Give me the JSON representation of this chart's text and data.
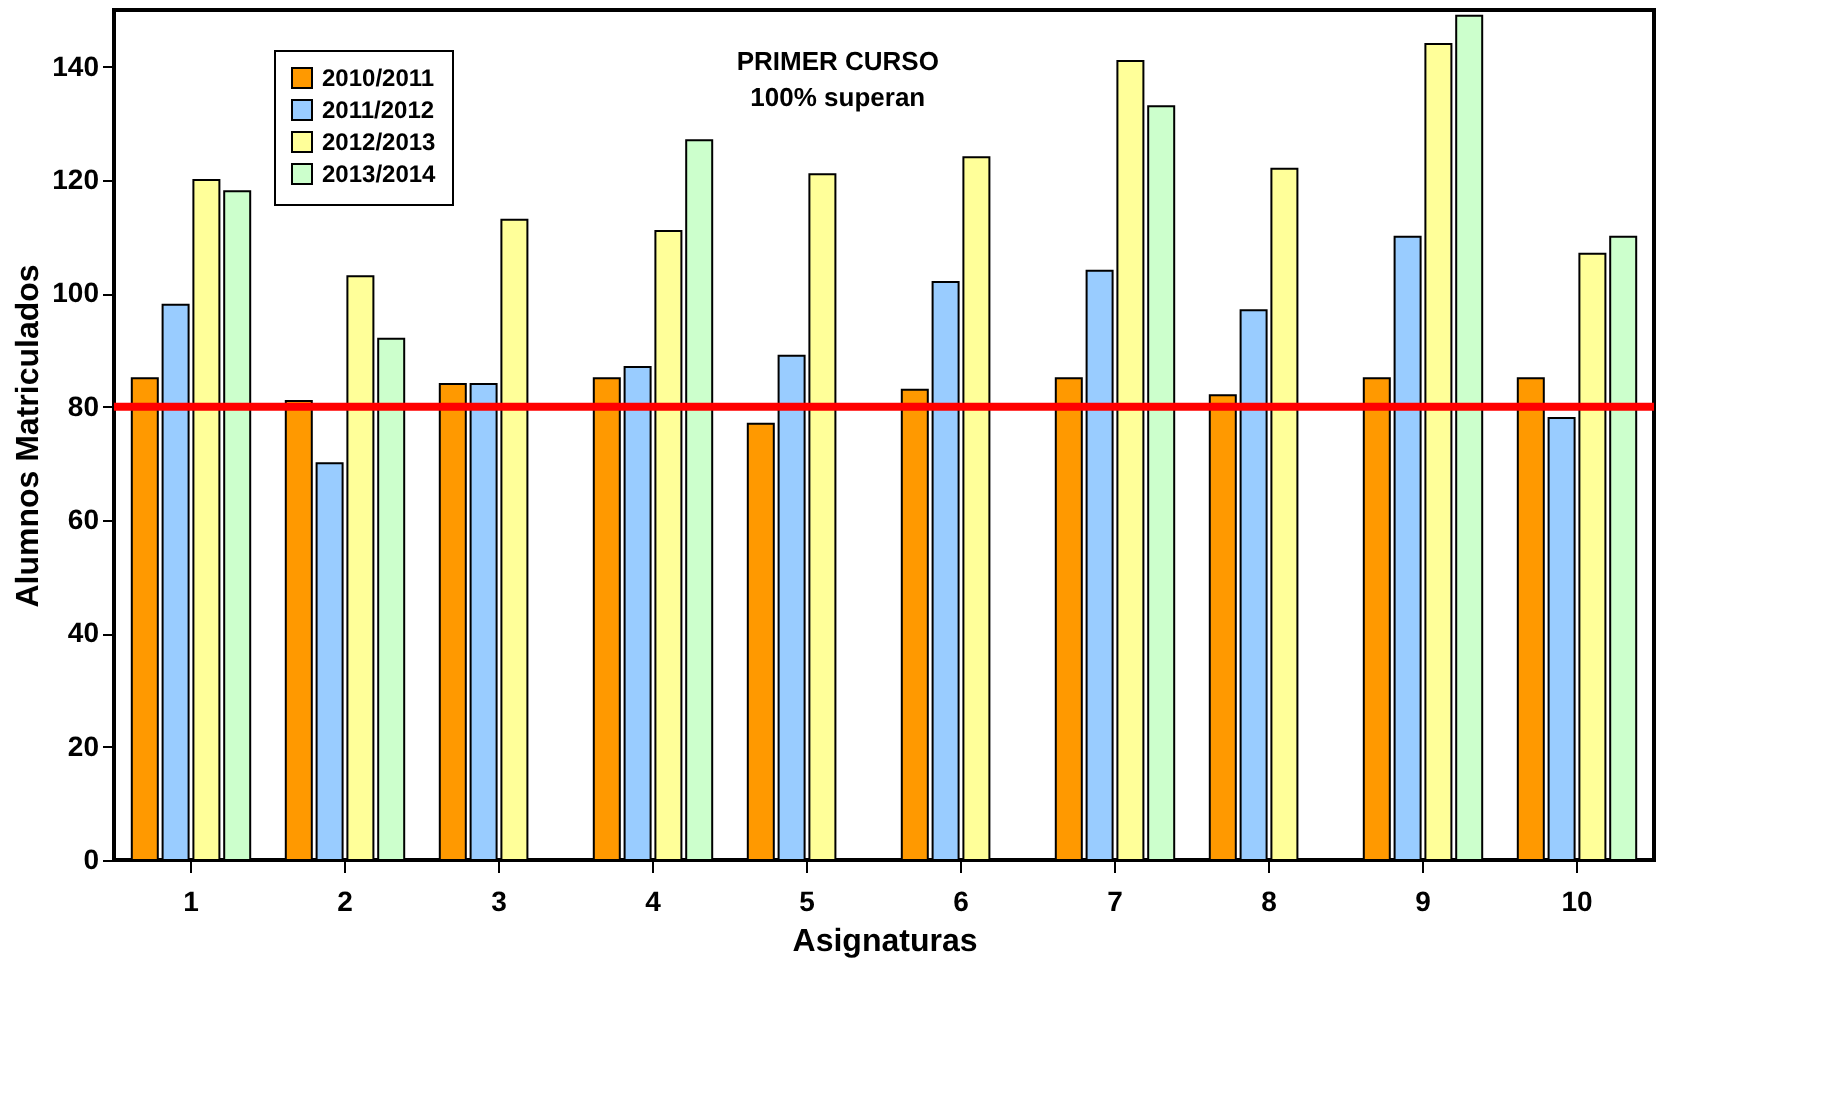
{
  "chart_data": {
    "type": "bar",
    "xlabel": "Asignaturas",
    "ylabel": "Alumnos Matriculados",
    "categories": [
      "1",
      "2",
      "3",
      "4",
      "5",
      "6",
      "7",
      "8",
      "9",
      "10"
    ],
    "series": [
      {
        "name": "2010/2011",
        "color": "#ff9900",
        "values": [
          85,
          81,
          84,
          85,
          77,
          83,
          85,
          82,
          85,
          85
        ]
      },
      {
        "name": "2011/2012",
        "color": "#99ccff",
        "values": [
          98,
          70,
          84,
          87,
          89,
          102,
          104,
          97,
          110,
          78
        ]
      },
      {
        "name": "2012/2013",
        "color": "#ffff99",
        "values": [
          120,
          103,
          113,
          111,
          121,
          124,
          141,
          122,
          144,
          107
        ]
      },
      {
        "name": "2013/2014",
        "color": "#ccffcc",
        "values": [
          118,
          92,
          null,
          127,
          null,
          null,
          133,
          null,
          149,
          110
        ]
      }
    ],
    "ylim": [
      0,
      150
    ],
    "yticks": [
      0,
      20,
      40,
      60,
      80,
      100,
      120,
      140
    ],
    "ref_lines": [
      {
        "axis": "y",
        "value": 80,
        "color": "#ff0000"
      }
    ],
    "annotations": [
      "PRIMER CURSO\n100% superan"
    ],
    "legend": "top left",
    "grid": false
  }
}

++++++++++

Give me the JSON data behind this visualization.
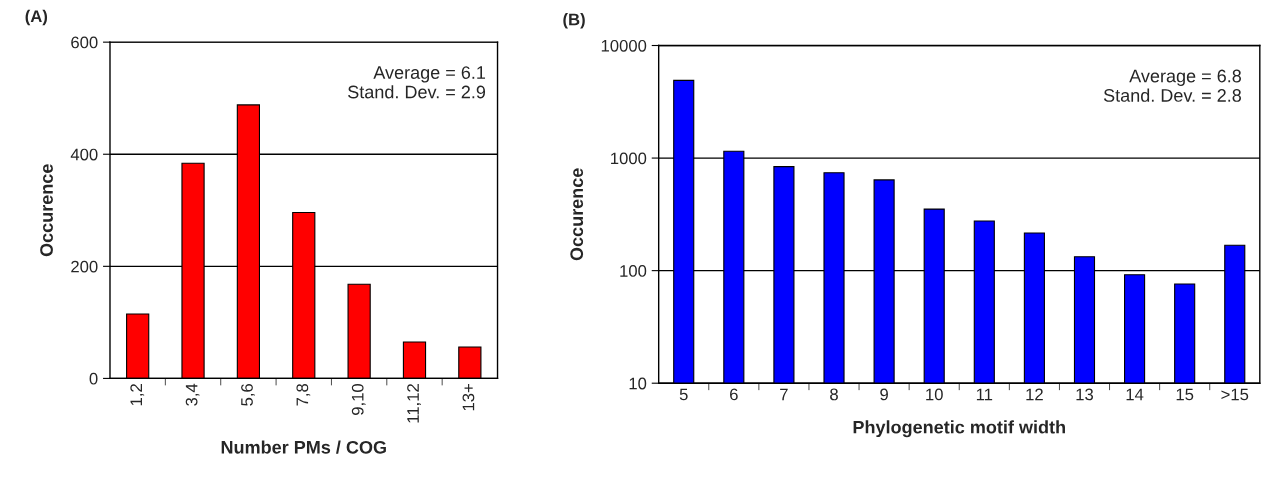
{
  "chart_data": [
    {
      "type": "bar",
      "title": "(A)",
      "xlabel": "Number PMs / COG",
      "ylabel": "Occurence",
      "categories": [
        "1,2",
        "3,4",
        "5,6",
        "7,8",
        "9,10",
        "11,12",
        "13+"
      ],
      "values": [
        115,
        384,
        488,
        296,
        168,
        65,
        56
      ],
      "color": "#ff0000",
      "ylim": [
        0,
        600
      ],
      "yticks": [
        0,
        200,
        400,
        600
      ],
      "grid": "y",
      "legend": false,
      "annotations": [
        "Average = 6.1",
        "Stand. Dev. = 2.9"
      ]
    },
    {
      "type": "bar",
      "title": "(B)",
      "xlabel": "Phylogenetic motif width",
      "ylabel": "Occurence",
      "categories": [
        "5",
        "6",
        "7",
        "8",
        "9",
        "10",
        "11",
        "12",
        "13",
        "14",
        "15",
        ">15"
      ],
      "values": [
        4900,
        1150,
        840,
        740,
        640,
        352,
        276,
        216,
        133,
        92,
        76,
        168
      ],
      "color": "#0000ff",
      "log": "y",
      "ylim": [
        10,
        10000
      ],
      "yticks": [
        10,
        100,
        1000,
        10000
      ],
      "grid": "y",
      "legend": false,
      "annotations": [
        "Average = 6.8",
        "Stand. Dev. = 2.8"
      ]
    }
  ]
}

++++++++++

(What you should do):
Provide only the number of lines in the entries that hold the word "color".

(Answer to the exercise):
7